- [TASK OBJECTIVE] Where does the string "name" appear? Copy every line of the entries below that holds it.

- [DATASET EXCERPTS]

******************************

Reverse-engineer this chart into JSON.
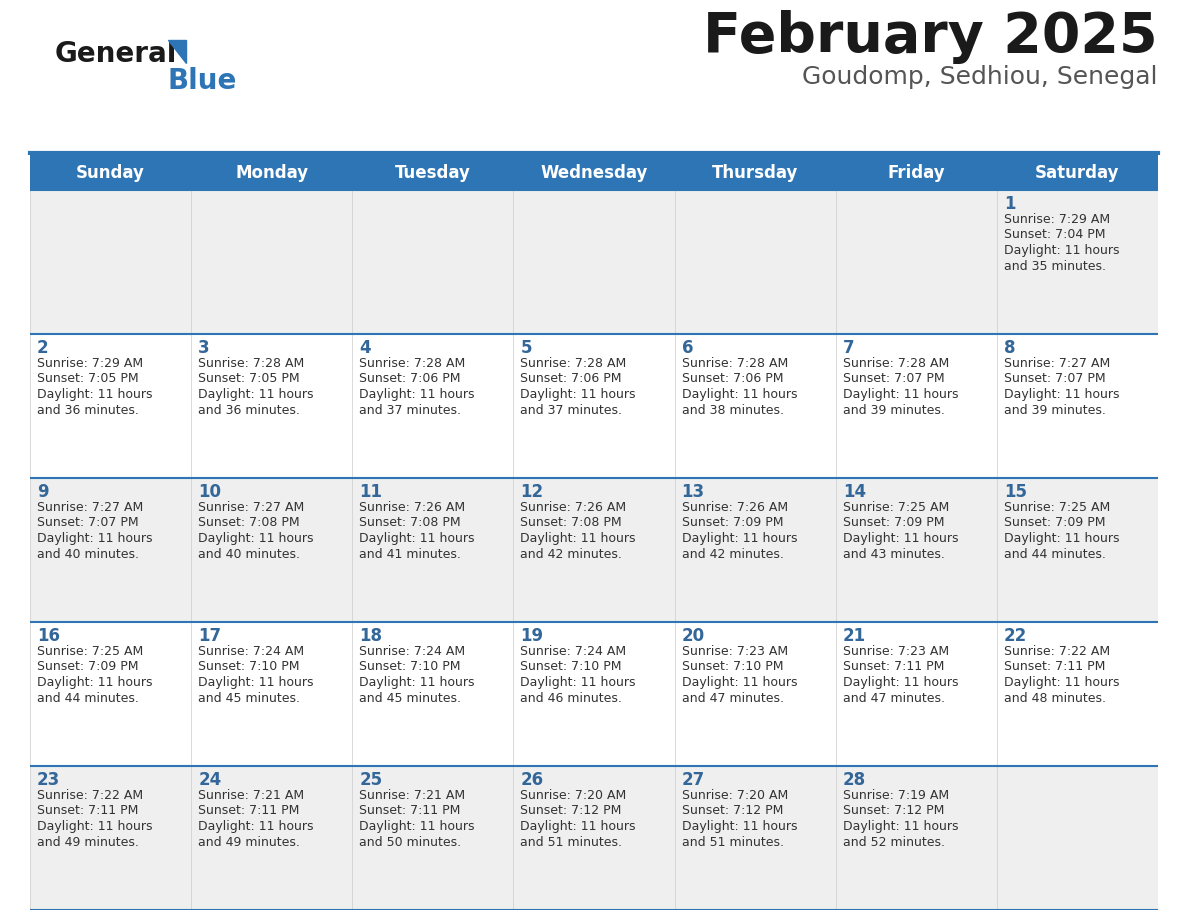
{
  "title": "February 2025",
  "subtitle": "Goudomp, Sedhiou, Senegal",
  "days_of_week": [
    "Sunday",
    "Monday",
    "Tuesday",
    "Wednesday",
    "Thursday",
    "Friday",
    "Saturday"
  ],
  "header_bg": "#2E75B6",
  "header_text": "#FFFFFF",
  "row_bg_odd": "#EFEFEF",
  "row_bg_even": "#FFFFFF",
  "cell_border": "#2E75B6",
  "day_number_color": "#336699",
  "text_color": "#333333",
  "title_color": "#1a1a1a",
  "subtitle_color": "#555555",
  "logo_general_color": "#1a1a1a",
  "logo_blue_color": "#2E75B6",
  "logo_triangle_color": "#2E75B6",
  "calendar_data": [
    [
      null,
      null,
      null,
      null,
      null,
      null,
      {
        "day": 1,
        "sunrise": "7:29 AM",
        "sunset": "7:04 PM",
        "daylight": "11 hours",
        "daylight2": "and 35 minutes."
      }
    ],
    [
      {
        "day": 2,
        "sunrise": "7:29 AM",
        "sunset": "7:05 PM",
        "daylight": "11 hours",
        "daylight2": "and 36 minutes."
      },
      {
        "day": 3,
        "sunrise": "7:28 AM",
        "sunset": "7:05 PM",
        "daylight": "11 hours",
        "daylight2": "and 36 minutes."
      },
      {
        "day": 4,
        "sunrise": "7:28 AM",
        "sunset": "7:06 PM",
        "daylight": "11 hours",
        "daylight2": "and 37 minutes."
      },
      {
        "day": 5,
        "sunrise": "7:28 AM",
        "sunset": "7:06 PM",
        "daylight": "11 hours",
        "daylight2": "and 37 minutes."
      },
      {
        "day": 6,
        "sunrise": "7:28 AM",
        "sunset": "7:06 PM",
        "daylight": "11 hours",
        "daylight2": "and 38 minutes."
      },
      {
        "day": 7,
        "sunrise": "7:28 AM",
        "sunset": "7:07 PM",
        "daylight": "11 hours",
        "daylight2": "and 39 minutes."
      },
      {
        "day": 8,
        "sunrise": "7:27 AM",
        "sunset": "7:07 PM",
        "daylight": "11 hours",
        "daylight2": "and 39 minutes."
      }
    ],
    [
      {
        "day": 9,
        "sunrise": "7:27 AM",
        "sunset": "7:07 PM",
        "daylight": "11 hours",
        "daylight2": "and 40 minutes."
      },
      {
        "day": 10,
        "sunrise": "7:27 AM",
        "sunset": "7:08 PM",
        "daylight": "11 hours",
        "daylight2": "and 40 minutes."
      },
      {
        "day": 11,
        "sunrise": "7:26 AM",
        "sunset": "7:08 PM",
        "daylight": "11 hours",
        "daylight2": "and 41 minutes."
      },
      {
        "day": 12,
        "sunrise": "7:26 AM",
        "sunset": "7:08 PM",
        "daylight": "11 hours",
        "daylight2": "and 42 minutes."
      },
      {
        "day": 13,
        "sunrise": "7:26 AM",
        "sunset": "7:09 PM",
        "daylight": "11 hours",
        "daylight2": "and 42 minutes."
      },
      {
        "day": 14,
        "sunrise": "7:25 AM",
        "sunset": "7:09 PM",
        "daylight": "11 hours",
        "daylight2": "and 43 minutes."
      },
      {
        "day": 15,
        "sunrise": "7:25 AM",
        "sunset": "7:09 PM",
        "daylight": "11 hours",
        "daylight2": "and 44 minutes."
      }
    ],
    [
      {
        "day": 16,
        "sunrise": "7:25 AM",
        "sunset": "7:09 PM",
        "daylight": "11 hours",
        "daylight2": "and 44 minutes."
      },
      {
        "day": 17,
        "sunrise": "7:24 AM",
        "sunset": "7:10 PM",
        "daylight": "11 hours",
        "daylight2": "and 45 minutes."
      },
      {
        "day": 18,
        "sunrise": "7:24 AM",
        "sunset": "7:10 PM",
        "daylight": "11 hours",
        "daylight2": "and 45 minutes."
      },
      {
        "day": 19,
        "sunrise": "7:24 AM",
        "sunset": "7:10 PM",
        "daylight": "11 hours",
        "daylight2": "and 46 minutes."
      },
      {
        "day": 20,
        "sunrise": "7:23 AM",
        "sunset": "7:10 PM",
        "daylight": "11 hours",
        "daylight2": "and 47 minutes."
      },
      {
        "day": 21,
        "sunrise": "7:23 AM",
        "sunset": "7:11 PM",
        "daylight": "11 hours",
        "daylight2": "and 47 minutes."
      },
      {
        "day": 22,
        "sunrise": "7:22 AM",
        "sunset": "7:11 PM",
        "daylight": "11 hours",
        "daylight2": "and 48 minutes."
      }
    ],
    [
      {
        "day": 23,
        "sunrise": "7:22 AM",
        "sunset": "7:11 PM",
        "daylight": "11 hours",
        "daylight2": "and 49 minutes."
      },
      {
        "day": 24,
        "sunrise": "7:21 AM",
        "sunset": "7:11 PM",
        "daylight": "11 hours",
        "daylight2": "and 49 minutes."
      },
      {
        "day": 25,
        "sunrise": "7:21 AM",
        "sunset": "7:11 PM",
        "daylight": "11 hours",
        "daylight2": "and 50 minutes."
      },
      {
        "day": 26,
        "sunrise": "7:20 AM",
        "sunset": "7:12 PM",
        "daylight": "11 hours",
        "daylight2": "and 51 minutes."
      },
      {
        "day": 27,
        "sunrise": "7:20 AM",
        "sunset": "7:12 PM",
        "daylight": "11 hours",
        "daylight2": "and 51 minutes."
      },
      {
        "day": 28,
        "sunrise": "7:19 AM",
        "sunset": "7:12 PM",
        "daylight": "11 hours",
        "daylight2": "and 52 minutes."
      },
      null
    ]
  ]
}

******************************

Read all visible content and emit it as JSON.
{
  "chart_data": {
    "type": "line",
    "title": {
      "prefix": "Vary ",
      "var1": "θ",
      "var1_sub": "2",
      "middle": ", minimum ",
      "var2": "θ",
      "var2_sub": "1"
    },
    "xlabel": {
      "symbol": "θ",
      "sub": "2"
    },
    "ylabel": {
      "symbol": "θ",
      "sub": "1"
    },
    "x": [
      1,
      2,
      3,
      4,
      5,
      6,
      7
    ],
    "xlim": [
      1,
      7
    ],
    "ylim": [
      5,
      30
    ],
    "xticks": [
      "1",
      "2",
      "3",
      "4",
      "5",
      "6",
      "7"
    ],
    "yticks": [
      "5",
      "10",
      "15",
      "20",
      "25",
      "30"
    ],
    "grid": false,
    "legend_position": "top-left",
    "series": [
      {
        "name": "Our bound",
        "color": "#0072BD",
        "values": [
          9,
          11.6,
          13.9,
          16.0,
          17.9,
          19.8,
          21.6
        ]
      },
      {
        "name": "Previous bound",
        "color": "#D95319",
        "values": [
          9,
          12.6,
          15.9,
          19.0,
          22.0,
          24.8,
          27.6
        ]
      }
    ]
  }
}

******************************

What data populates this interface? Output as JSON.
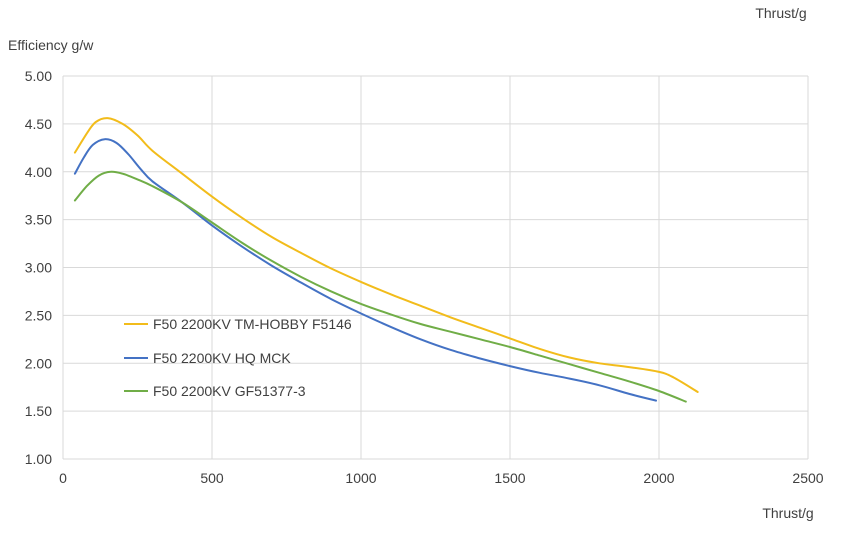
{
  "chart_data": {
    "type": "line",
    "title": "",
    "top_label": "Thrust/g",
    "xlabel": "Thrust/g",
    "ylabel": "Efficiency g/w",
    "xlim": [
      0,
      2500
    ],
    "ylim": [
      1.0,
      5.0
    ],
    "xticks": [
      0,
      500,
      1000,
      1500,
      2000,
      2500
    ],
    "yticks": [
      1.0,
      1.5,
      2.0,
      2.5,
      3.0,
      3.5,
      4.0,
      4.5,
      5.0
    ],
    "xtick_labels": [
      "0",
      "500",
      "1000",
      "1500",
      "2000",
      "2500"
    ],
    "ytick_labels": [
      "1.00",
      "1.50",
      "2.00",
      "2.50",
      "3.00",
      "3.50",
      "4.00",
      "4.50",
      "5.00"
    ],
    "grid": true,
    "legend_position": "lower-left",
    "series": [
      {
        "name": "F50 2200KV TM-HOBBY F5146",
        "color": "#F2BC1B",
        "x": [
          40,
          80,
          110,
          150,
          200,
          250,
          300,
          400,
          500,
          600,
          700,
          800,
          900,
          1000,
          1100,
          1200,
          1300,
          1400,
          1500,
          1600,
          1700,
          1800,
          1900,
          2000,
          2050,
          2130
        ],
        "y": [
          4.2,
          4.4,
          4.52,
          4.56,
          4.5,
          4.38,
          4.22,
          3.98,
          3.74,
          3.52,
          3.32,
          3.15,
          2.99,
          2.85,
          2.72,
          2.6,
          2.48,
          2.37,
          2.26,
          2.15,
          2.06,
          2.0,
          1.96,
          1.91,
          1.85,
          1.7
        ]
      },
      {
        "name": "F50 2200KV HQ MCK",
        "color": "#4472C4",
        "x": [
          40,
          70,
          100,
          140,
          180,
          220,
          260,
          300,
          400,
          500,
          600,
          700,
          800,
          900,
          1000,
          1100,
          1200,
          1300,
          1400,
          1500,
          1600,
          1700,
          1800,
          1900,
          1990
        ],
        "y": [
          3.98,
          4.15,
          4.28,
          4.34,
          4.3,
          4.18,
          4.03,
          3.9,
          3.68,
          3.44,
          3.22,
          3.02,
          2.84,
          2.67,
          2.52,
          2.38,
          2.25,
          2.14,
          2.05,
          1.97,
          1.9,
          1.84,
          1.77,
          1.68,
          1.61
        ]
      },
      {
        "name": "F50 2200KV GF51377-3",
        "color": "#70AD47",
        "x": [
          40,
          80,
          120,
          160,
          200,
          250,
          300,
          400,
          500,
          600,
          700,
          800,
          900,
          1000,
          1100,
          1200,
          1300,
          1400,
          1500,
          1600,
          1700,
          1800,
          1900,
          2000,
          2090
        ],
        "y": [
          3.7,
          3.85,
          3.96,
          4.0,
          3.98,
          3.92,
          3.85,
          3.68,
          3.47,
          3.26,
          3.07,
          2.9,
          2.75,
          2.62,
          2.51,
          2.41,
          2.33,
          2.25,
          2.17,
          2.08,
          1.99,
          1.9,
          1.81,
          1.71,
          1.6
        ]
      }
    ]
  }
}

******************************

- [IN RESPONSE]
        "name": "Our bound",
        "name": "Previous bound",
        "name": "F50 2200KV TM-HOBBY F5146",
        "name": "F50 2200KV HQ MCK",
        "name": "F50 2200KV GF51377-3",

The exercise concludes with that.